## WORK TO COMPLETE:
Wherever the word "волокно" turns up in a line of the entries, copy that line.
— start DATA ROWS —
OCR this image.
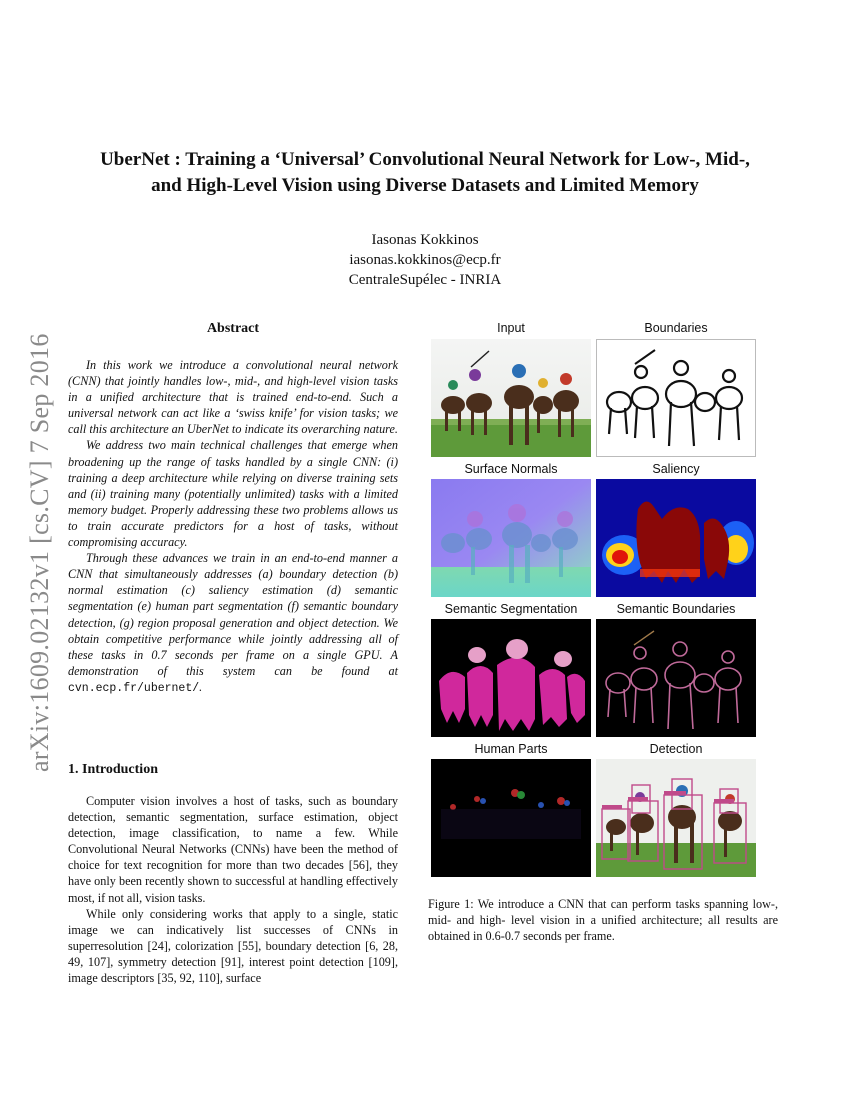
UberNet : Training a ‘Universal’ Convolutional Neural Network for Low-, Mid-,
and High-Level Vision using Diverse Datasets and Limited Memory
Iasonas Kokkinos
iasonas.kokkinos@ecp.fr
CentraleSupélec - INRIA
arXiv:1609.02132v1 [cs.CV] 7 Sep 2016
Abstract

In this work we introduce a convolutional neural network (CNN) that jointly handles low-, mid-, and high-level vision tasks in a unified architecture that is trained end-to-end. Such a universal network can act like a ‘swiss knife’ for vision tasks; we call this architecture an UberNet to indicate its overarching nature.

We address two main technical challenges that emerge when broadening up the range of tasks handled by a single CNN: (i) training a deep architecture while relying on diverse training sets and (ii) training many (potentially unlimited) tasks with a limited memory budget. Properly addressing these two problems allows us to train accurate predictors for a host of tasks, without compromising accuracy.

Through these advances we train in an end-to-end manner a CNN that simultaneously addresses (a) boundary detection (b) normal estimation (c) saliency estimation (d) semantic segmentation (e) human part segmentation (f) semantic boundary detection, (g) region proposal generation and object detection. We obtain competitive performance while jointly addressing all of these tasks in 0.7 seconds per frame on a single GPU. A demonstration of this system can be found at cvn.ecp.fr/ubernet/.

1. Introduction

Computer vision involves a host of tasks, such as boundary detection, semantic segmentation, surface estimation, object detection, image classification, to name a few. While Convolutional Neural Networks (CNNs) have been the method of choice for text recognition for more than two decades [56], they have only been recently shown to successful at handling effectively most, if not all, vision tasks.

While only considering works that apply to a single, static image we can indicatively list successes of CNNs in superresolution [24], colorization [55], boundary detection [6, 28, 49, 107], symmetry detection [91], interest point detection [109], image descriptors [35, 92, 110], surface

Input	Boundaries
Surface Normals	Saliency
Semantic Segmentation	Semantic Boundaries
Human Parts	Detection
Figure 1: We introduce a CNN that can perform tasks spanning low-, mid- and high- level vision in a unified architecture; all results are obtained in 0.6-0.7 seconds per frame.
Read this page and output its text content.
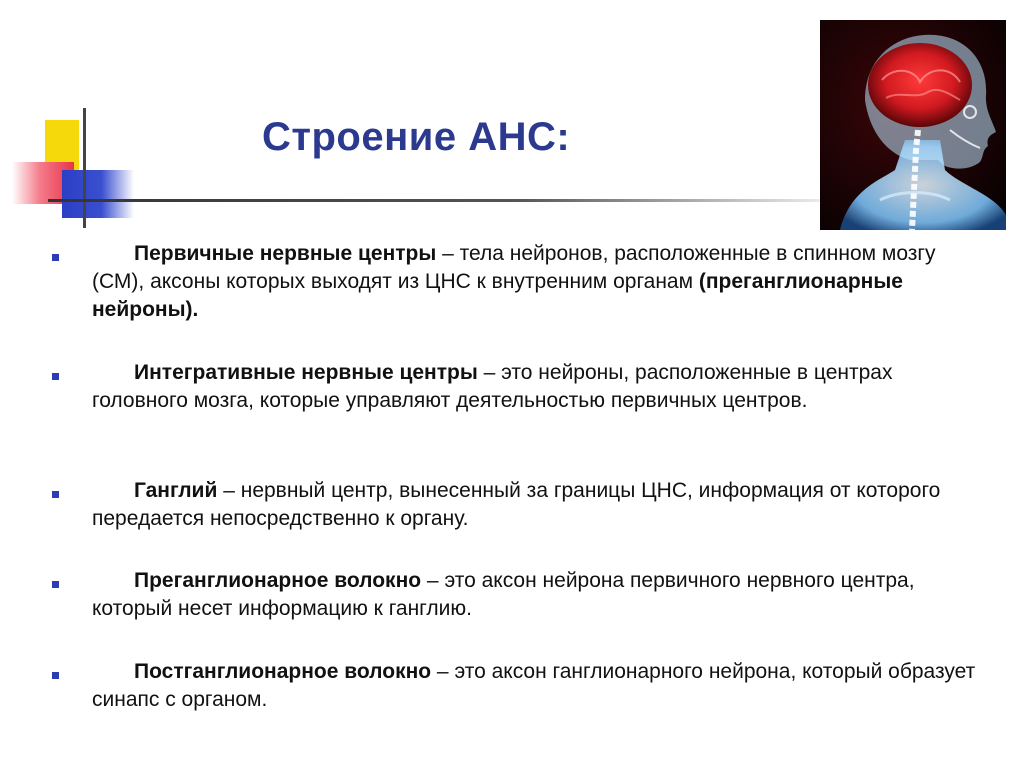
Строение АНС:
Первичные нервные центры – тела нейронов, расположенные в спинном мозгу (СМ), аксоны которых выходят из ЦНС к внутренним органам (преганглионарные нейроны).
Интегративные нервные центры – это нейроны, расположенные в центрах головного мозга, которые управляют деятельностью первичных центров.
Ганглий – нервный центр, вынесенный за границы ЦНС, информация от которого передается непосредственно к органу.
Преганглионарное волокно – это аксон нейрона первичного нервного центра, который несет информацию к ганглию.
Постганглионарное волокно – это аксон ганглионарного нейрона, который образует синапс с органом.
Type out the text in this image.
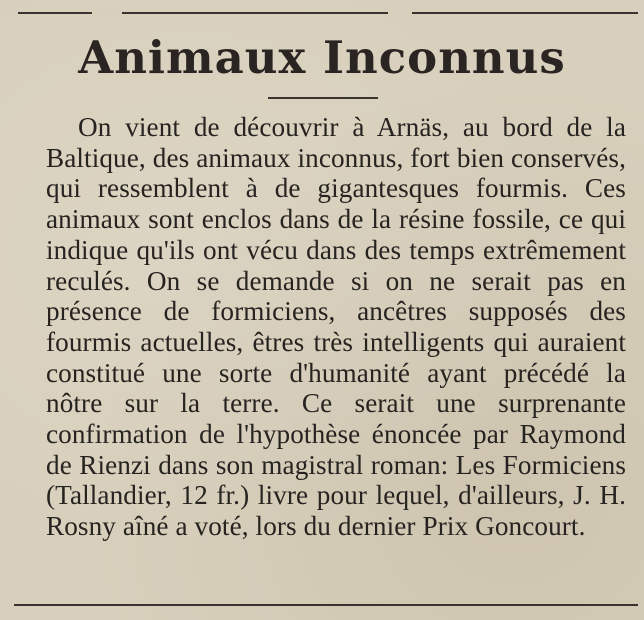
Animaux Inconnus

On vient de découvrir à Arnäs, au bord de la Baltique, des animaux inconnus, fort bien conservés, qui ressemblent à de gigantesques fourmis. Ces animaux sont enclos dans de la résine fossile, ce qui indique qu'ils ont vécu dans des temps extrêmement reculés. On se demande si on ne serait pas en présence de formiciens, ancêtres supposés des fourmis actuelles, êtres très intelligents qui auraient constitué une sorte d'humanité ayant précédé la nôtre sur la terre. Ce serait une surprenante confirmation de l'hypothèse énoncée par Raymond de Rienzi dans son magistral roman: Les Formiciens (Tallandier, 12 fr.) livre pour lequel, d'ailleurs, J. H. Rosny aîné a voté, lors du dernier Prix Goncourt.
— end DATA ROWS —
## EXERCISE RESULT:
Преганглионарное волокно – это аксон нейрона первичного нервного центра, который несет информацию к ганглию.
Постганглионарное волокно – это аксон ганглионарного нейрона, который образует синапс с органом.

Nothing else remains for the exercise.